* Objective
Copy the data that follows exactly. Include no pictures.

* Data rows
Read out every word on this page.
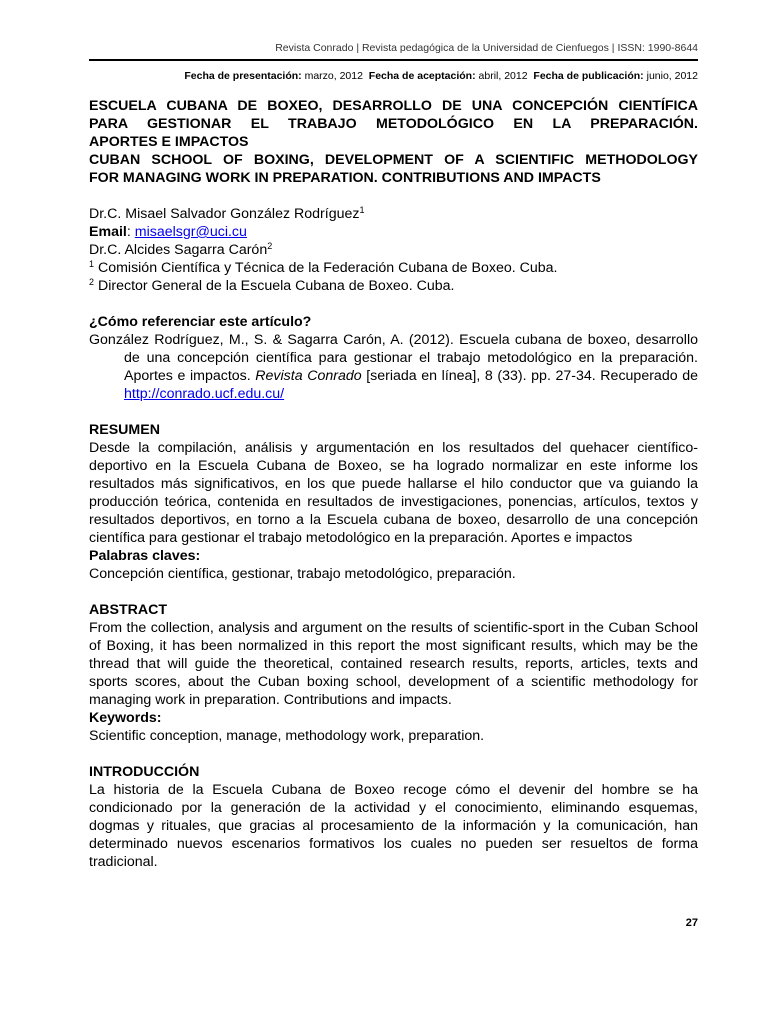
Revista Conrado | Revista pedagógica de la Universidad de Cienfuegos | ISSN: 1990-8644
Fecha de presentación: marzo, 2012 Fecha de aceptación: abril, 2012 Fecha de publicación: junio, 2012

ESCUELA CUBANA DE BOXEO, DESARROLLO DE UNA CONCEPCIÓN CIENTÍFICA

PARA GESTIONAR EL TRABAJO METODOLÓGICO EN LA PREPARACIÓN.

APORTES E IMPACTOS

CUBAN SCHOOL OF BOXING, DEVELOPMENT OF A SCIENTIFIC METHODOLOGY

FOR MANAGING WORK IN PREPARATION. CONTRIBUTIONS AND IMPACTS

Dr.C. Misael Salvador González Rodríguez$^1$

Email: misaelsgr@uci.cu

Dr.C. Alcides Sagarra Carón$^2$

$^1$ Comisión Científica y Técnica de la Federación Cubana de Boxeo. Cuba.

$^2$ Director General de la Escuela Cubana de Boxeo. Cuba.

¿Cómo referenciar este artículo?

González Rodríguez, M., S. & Sagarra Carón, A. (2012). Escuela cubana de boxeo, desarrollo de una concepción científica para gestionar el trabajo metodológico en la preparación. Aportes e impactos. Revista Conrado [seriada en línea], 8 (33). pp. 27-34. Recuperado de http://conrado.ucf.edu.cu/

RESUMEN

Desde la compilación, análisis y argumentación en los resultados del quehacer científico-deportivo en la Escuela Cubana de Boxeo, se ha logrado normalizar en este informe los resultados más significativos, en los que puede hallarse el hilo conductor que va guiando la producción teórica, contenida en resultados de investigaciones, ponencias, artículos, textos y resultados deportivos, en torno a la Escuela cubana de boxeo, desarrollo de una concepción científica para gestionar el trabajo metodológico en la preparación. Aportes e impactos

Palabras claves:

Concepción científica, gestionar, trabajo metodológico, preparación.

ABSTRACT

From the collection, analysis and argument on the results of scientific-sport in the Cuban School of Boxing, it has been normalized in this report the most significant results, which may be the thread that will guide the theoretical, contained research results, reports, articles, texts and sports scores, about the Cuban boxing school, development of a scientific methodology for managing work in preparation. Contributions and impacts.

Keywords:

Scientific conception, manage, methodology work, preparation.

INTRODUCCIÓN

La historia de la Escuela Cubana de Boxeo recoge cómo el devenir del hombre se ha condicionado por la generación de la actividad y el conocimiento, eliminando esquemas, dogmas y rituales, que gracias al procesamiento de la información y la comunicación, han determinado nuevos escenarios formativos los cuales no pueden ser resueltos de forma tradicional.

27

* Answer to the task
Read out every word on this page.
Revista Conrado | Revista pedagógica de la Universidad de Cienfuegos | ISSN: 1990-8644
Fecha de presentación: marzo, 2012 Fecha de aceptación: abril, 2012 Fecha de publicación: junio, 2012

ESCUELA CUBANA DE BOXEO, DESARROLLO DE UNA CONCEPCIÓN CIENTÍFICA

PARA GESTIONAR EL TRABAJO METODOLÓGICO EN LA PREPARACIÓN.

APORTES E IMPACTOS

CUBAN SCHOOL OF BOXING, DEVELOPMENT OF A SCIENTIFIC METHODOLOGY

FOR MANAGING WORK IN PREPARATION. CONTRIBUTIONS AND IMPACTS

Dr.C. Misael Salvador González Rodríguez$^1$

Email: misaelsgr@uci.cu

Dr.C. Alcides Sagarra Carón$^2$

$^1$ Comisión Científica y Técnica de la Federación Cubana de Boxeo. Cuba.

$^2$ Director General de la Escuela Cubana de Boxeo. Cuba.

¿Cómo referenciar este artículo?

González Rodríguez, M., S. & Sagarra Carón, A. (2012). Escuela cubana de boxeo, desarrollo de una concepción científica para gestionar el trabajo metodológico en la preparación. Aportes e impactos. Revista Conrado [seriada en línea], 8 (33). pp. 27-34. Recuperado de http://conrado.ucf.edu.cu/

RESUMEN

Desde la compilación, análisis y argumentación en los resultados del quehacer científico-deportivo en la Escuela Cubana de Boxeo, se ha logrado normalizar en este informe los resultados más significativos, en los que puede hallarse el hilo conductor que va guiando la producción teórica, contenida en resultados de investigaciones, ponencias, artículos, textos y resultados deportivos, en torno a la Escuela cubana de boxeo, desarrollo de una concepción científica para gestionar el trabajo metodológico en la preparación. Aportes e impactos

Palabras claves:

Concepción científica, gestionar, trabajo metodológico, preparación.

ABSTRACT

From the collection, analysis and argument on the results of scientific-sport in the Cuban School of Boxing, it has been normalized in this report the most significant results, which may be the thread that will guide the theoretical, contained research results, reports, articles, texts and sports scores, about the Cuban boxing school, development of a scientific methodology for managing work in preparation. Contributions and impacts.

Keywords:

Scientific conception, manage, methodology work, preparation.

INTRODUCCIÓN

La historia de la Escuela Cubana de Boxeo recoge cómo el devenir del hombre se ha condicionado por la generación de la actividad y el conocimiento, eliminando esquemas, dogmas y rituales, que gracias al procesamiento de la información y la comunicación, han determinado nuevos escenarios formativos los cuales no pueden ser resueltos de forma tradicional.

27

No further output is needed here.